Locate every line in the material below that has the word "adopted". Copy each of those lines.

— start —

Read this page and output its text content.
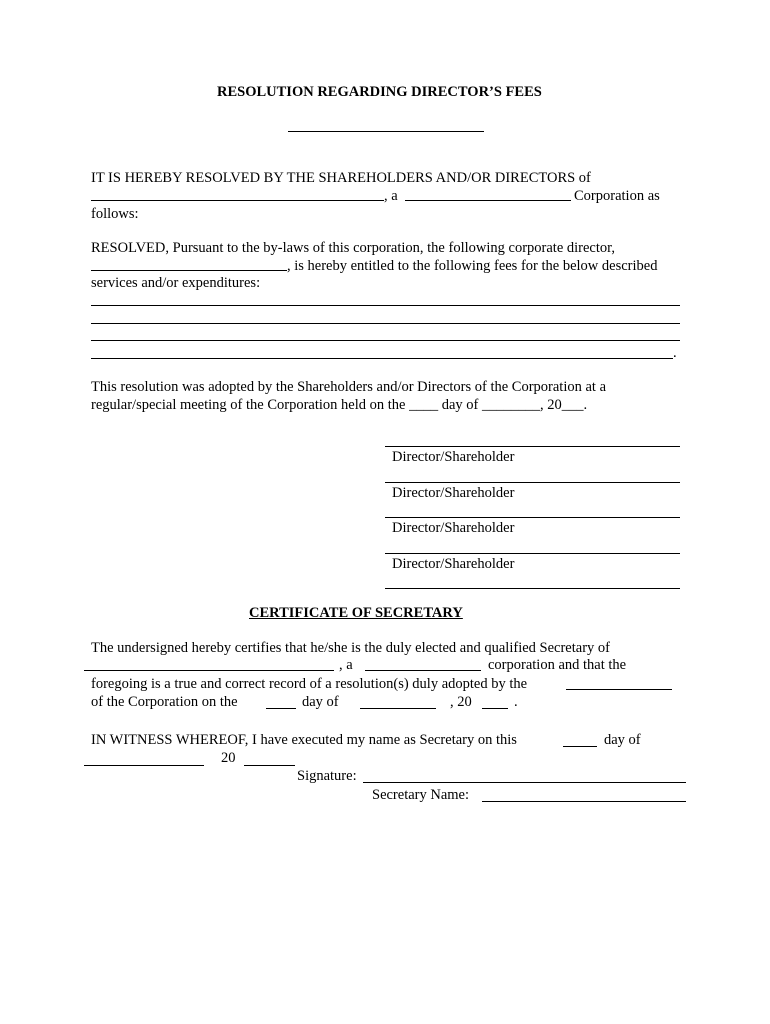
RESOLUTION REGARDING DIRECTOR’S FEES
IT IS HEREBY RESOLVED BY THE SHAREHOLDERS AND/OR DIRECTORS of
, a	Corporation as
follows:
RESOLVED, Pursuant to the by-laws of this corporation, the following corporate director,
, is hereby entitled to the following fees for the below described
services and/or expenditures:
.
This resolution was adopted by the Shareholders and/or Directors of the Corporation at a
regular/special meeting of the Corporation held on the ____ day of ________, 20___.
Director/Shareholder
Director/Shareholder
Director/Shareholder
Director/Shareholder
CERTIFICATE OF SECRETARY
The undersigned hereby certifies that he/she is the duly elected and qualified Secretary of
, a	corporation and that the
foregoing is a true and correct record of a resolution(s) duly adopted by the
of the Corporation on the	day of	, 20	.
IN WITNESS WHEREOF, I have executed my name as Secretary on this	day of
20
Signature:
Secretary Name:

— end —

■ RESULT OF THE EXERCISE ■
This resolution was adopted by the Shareholders and/or Directors of the Corporation at a
foregoing is a true and correct record of a resolution(s) duly adopted by the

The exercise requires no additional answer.